_Work required_
Among the entries below, count the lines that contain the word "DÜNYA". Write down only the total.

_Materials provided_
>> Begin
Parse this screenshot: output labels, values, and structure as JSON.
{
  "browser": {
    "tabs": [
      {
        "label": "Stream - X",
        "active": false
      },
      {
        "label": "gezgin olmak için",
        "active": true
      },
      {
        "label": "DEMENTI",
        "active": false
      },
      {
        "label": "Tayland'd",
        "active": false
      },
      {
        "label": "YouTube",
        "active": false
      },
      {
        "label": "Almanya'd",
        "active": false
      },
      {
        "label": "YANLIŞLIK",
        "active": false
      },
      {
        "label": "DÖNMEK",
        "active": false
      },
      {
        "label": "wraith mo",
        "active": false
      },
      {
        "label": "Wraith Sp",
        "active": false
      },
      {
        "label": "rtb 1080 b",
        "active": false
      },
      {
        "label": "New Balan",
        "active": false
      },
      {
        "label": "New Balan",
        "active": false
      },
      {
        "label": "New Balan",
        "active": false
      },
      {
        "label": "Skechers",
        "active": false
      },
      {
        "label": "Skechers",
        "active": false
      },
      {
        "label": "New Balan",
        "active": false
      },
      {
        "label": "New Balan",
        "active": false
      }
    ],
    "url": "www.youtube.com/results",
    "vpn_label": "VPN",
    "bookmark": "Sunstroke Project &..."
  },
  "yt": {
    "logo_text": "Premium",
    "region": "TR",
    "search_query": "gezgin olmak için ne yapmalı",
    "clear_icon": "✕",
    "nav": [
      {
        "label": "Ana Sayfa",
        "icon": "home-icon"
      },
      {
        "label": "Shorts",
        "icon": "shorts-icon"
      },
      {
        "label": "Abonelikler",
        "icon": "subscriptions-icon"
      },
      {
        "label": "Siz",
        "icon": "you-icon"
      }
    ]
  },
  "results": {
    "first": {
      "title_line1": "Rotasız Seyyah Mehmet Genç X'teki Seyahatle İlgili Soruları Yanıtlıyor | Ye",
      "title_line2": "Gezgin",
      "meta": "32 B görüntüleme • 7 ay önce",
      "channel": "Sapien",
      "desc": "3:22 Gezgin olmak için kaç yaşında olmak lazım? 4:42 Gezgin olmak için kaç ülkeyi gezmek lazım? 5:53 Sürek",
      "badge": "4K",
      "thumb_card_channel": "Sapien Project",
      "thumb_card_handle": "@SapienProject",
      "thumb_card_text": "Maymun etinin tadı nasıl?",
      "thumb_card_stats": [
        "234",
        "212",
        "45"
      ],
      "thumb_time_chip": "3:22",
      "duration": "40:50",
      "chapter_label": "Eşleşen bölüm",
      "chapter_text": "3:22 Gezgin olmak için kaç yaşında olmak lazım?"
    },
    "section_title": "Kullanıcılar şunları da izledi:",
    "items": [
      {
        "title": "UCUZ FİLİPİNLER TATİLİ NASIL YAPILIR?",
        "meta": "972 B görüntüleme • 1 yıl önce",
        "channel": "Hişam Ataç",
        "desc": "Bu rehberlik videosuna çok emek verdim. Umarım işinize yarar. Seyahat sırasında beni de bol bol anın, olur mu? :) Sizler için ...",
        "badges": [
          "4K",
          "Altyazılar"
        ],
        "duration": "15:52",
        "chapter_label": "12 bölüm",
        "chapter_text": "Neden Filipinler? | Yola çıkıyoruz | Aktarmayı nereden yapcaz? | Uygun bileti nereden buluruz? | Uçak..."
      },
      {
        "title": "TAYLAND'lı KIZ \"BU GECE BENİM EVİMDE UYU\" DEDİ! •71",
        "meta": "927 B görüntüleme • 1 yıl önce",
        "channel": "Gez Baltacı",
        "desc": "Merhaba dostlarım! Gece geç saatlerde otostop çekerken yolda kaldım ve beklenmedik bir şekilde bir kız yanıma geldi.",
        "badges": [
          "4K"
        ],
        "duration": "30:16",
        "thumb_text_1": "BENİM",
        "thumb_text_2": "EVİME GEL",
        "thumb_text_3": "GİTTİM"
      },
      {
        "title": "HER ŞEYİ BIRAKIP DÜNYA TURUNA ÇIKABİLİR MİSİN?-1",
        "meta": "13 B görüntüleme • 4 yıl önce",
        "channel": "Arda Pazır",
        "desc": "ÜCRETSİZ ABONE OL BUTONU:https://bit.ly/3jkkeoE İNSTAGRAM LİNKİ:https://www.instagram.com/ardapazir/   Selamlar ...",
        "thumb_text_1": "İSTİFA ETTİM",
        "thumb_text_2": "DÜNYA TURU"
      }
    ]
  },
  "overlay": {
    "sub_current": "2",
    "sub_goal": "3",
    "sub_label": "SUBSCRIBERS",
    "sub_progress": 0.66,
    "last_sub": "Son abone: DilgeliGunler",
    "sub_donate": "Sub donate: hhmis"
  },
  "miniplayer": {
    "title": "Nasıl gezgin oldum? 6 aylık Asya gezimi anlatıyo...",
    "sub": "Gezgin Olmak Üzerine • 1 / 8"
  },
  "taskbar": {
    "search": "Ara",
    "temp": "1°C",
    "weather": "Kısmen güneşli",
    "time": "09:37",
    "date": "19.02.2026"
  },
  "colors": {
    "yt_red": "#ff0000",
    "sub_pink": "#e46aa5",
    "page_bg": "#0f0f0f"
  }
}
>> End
_Exercise response_
2